Given instruction ▸ In the records that follow, locate every line with "title" and extract it.

## Begin Provided material

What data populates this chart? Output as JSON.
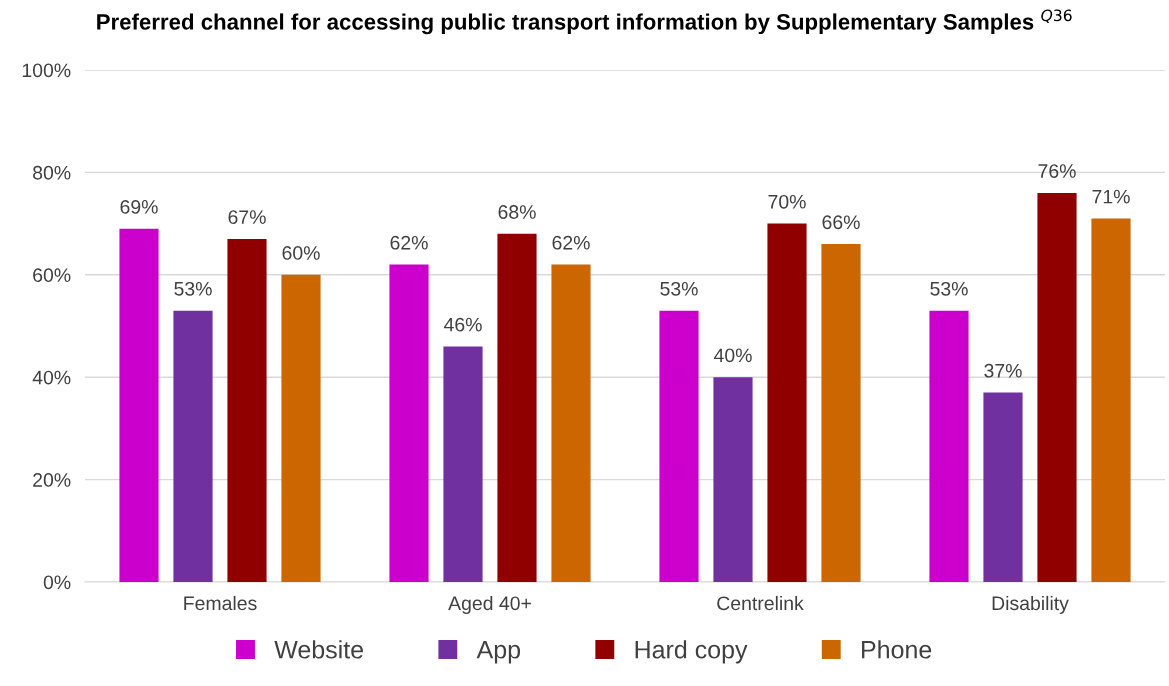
{
  "chart_data": {
    "type": "bar",
    "title": "Preferred channel for accessing public transport information by Supplementary Samples $^{Q36}$",
    "categories": [
      "Females",
      "Aged 40+",
      "Centrelink",
      "Disability"
    ],
    "series": [
      {
        "name": "Website",
        "color": "#cc00cc",
        "values": [
          69,
          62,
          53,
          53
        ],
        "value_labels": [
          "69%",
          "62%",
          "53%",
          "53%"
        ]
      },
      {
        "name": "App",
        "color": "#7030a0",
        "values": [
          53,
          46,
          40,
          37
        ],
        "value_labels": [
          "53%",
          "46%",
          "40%",
          "37%"
        ]
      },
      {
        "name": "Hard copy",
        "color": "#900000",
        "values": [
          67,
          68,
          70,
          76
        ],
        "value_labels": [
          "67%",
          "68%",
          "70%",
          "76%"
        ]
      },
      {
        "name": "Phone",
        "color": "#cc6600",
        "values": [
          60,
          62,
          66,
          71
        ],
        "value_labels": [
          "60%",
          "62%",
          "66%",
          "71%"
        ]
      }
    ],
    "ylim": [
      0,
      100
    ],
    "yticks": [
      {
        "value": 0,
        "label": "0%"
      },
      {
        "value": 20,
        "label": "20%"
      },
      {
        "value": 40,
        "label": "40%"
      },
      {
        "value": 60,
        "label": "60%"
      },
      {
        "value": 80,
        "label": "80%"
      },
      {
        "value": 100,
        "label": "100%"
      }
    ],
    "grid": "y",
    "legend": "bottom"
  }
}
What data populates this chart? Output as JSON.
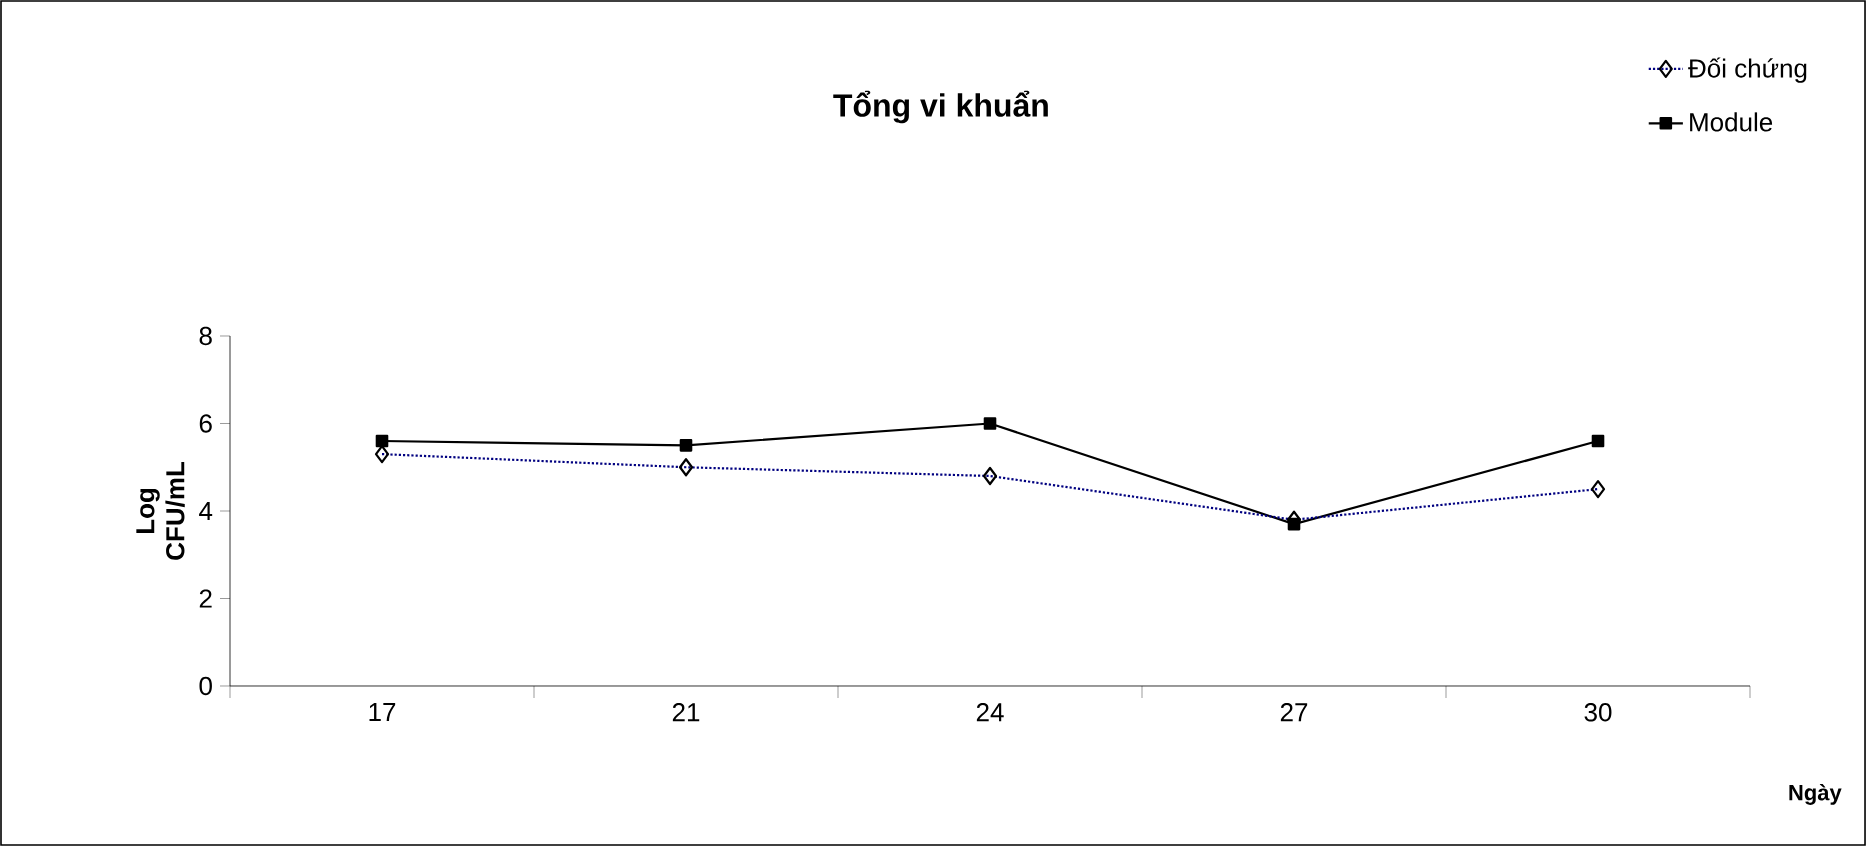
{
  "chart_data": {
    "type": "line",
    "title": "Tổng vi khuẩn",
    "xlabel": "Ngày",
    "ylabel": "Log CFU/mL",
    "categories": [
      "17",
      "21",
      "24",
      "27",
      "30"
    ],
    "series": [
      {
        "name": "Đối chứng",
        "color": "#000080",
        "marker": "diamond",
        "line_style": "dotted",
        "values": [
          5.3,
          5.0,
          4.8,
          3.8,
          4.5
        ]
      },
      {
        "name": "Module",
        "color": "#000000",
        "marker": "square",
        "line_style": "solid",
        "values": [
          5.6,
          5.5,
          6.0,
          3.7,
          5.6
        ]
      }
    ],
    "ylim": [
      0,
      8
    ],
    "yticks": [
      0,
      2,
      4,
      6,
      8
    ],
    "grid": false,
    "legend": "top right"
  }
}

## End Provided material

Finished exercise ▸
    "title": "Preferred channel for accessing public transport information by Supplementary Samples $^{Q36}$",
    "title": "Tổng vi khuẩn",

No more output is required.